*Available data:*
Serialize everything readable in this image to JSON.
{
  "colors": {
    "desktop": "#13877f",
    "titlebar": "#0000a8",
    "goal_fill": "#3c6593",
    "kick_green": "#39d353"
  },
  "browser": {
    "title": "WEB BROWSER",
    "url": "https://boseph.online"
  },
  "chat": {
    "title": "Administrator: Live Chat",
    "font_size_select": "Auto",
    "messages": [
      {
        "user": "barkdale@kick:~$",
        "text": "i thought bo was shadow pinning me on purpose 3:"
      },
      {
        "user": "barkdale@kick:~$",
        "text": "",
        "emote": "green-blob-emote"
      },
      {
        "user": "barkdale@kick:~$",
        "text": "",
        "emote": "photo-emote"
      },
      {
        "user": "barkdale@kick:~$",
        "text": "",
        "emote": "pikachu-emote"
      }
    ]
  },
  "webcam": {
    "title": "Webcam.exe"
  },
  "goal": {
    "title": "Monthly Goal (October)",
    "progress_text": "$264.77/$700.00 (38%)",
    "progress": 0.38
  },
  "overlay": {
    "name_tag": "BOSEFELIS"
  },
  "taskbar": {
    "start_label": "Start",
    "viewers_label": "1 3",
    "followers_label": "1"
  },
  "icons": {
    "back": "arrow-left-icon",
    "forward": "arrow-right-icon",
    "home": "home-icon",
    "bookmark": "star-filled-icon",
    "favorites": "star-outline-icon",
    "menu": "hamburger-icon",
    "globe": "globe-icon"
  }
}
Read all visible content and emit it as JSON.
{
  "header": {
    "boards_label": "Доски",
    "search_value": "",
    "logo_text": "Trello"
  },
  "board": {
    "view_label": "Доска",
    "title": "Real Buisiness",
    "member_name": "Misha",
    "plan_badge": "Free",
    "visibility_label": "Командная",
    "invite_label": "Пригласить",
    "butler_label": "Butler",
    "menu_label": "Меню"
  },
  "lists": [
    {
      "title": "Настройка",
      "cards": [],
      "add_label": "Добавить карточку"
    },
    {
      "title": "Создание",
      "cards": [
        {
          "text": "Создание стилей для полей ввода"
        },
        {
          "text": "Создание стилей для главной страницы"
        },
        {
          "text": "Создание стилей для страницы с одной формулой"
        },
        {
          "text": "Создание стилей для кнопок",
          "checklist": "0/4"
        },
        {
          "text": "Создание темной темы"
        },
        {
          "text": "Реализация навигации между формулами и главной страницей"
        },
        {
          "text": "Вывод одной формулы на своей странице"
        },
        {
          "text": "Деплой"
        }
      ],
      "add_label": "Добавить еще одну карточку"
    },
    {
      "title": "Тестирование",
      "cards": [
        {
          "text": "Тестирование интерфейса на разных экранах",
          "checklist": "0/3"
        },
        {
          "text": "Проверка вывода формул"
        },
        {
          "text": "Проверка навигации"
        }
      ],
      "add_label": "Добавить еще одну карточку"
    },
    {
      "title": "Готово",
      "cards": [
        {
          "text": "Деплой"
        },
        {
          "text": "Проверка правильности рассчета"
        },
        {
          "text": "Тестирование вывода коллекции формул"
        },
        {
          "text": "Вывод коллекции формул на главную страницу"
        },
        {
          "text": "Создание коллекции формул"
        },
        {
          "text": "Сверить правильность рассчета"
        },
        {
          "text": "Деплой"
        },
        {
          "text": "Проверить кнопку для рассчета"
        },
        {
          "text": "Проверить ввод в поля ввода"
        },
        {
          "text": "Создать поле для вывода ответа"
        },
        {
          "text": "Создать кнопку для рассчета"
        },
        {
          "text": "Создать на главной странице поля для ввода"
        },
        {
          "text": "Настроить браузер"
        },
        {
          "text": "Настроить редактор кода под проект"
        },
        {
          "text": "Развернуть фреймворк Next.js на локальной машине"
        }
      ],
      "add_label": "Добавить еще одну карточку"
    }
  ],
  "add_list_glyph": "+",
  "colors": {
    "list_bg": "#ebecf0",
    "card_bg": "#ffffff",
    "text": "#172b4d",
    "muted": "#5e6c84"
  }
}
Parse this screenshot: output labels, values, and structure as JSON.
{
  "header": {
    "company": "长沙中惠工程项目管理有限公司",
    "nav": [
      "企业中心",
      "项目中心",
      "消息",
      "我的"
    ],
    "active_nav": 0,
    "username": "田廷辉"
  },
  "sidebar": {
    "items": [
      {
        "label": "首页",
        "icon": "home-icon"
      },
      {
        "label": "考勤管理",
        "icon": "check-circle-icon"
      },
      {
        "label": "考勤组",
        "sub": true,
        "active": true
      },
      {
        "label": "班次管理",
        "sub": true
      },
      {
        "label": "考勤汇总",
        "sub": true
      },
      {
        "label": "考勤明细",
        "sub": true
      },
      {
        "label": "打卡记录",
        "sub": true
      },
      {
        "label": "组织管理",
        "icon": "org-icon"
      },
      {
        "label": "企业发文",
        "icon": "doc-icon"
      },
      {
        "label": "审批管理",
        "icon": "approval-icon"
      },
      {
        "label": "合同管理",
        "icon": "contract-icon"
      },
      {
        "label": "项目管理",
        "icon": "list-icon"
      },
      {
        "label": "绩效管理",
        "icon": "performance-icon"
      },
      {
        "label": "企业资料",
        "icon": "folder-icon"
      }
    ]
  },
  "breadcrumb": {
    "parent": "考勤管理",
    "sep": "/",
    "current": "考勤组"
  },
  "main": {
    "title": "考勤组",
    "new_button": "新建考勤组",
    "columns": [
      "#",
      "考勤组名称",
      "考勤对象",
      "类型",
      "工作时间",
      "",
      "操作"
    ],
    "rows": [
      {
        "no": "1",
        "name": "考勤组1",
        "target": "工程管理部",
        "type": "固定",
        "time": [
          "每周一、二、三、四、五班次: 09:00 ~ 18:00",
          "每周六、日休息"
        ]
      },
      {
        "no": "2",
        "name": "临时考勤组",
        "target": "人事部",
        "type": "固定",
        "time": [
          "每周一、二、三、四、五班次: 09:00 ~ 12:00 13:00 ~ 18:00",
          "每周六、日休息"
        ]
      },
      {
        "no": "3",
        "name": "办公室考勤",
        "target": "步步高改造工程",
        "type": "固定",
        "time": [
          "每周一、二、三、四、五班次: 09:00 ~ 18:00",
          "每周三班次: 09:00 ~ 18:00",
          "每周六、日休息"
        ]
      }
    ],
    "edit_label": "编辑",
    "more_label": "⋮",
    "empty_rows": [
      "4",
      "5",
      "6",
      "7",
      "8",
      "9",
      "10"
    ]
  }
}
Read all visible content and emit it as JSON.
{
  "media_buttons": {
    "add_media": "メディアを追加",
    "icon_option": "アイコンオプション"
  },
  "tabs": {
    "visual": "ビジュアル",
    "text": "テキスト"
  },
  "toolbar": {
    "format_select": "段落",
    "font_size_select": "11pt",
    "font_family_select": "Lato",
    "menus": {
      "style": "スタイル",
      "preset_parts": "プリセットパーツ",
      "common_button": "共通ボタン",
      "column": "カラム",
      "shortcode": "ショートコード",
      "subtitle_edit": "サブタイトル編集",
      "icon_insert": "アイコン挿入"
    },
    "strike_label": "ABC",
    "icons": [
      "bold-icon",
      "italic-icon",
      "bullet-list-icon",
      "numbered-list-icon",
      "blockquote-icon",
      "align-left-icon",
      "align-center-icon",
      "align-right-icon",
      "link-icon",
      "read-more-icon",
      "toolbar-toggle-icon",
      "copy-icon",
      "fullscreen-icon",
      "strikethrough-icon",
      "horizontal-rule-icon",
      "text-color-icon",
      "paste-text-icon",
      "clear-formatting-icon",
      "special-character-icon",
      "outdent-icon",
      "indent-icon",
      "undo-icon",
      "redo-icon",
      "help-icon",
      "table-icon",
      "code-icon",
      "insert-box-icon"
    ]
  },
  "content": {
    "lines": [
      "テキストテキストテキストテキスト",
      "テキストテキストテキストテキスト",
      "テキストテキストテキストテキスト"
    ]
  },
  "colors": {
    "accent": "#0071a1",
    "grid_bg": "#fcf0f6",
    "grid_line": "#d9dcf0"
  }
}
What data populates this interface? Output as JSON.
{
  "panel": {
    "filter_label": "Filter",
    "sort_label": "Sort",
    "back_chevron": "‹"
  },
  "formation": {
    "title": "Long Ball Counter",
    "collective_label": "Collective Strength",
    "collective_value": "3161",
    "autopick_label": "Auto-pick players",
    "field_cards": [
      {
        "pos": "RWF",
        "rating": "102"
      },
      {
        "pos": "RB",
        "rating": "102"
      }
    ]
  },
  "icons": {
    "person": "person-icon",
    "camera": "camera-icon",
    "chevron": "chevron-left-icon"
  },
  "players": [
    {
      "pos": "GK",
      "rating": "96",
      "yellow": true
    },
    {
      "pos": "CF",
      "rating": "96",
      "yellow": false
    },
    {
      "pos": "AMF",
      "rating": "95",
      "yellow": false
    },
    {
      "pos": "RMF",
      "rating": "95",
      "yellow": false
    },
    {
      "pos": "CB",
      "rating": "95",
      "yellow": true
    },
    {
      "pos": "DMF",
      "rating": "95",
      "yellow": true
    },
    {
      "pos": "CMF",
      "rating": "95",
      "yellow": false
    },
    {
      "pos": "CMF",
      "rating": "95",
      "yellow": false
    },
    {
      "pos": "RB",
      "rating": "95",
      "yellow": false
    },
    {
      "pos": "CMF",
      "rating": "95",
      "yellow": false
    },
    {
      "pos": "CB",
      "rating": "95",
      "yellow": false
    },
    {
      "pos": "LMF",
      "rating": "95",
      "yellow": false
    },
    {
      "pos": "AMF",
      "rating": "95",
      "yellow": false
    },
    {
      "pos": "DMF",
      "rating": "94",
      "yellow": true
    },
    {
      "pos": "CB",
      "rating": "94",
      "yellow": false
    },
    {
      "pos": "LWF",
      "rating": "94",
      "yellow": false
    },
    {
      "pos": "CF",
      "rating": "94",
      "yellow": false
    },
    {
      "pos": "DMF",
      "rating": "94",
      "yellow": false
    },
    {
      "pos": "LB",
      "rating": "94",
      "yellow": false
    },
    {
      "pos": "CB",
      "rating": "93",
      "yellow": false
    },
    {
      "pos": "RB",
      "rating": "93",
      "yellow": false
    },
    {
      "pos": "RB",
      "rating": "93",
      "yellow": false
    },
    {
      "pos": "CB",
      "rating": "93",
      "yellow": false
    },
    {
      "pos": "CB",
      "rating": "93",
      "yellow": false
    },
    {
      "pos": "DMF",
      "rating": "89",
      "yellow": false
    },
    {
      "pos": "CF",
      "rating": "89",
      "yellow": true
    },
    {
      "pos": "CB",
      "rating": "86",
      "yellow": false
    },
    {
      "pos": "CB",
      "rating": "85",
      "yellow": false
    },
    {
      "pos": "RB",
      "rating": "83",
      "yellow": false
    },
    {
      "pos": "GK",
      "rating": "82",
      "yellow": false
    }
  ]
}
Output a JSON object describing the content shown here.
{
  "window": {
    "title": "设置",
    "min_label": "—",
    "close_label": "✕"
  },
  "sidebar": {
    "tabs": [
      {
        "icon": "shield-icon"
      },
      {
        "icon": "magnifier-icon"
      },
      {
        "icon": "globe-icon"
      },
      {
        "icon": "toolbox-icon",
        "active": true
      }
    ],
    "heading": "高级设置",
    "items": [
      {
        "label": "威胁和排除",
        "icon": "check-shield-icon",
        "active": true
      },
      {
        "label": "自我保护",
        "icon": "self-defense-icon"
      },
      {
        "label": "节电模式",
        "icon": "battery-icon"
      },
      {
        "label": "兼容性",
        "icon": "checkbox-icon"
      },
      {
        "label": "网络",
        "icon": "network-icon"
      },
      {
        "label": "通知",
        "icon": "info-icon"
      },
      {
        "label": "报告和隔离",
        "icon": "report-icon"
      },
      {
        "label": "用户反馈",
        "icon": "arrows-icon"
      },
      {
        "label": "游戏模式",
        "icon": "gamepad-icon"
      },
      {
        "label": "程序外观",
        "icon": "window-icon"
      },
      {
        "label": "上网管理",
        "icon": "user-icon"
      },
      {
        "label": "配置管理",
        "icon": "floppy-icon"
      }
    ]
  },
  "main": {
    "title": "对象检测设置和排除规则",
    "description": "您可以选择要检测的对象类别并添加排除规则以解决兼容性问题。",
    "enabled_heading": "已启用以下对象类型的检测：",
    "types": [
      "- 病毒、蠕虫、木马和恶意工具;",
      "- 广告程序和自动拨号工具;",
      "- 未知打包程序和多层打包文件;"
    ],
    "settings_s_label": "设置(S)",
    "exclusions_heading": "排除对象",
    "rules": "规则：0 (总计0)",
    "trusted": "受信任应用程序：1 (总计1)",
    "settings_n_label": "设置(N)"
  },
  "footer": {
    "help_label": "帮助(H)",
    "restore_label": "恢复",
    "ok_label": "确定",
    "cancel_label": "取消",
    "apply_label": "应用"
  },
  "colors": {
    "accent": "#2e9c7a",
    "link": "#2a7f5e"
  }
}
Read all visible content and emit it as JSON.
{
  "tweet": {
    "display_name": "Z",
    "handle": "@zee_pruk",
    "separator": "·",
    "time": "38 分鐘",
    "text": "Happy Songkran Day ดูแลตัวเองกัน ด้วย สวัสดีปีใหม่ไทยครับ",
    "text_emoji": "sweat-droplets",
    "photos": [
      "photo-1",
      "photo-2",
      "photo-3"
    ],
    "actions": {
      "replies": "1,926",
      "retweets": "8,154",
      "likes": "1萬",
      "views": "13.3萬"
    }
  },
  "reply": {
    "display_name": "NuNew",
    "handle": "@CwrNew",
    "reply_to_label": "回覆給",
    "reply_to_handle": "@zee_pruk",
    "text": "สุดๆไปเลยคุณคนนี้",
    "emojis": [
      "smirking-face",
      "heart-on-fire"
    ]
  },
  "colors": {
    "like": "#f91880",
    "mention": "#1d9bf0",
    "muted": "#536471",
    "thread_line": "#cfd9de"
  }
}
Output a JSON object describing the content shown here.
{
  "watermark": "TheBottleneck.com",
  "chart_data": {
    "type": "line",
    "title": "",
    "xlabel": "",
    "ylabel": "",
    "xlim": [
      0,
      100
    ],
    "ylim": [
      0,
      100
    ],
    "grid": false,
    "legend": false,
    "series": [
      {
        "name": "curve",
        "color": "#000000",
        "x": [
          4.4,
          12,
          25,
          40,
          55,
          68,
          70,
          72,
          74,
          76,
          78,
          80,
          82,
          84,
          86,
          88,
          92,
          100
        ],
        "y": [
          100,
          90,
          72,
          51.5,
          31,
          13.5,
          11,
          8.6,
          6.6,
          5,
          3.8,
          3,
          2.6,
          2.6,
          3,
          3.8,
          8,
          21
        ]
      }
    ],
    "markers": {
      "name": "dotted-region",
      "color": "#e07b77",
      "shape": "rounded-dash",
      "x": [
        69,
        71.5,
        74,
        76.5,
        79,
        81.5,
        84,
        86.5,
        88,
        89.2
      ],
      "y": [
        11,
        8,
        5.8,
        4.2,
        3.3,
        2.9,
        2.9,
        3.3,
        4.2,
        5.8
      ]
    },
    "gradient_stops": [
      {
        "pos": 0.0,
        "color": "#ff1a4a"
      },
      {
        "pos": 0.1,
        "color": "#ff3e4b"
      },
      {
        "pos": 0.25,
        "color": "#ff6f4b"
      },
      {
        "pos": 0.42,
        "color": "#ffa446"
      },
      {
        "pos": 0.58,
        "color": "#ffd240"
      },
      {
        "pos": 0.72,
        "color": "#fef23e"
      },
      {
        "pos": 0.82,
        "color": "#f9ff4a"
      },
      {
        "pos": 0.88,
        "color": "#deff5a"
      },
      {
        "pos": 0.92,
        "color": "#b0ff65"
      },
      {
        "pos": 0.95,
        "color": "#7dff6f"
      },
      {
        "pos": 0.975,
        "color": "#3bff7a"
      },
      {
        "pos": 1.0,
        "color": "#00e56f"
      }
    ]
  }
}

*Your instructions:* Using the records above, copy every line that has the word "Тестирование" in it.

*Answer below:*
      "title": "Тестирование",
          "text": "Тестирование интерфейса на разных экранах",
          "text": "Тестирование вывода коллекции формул"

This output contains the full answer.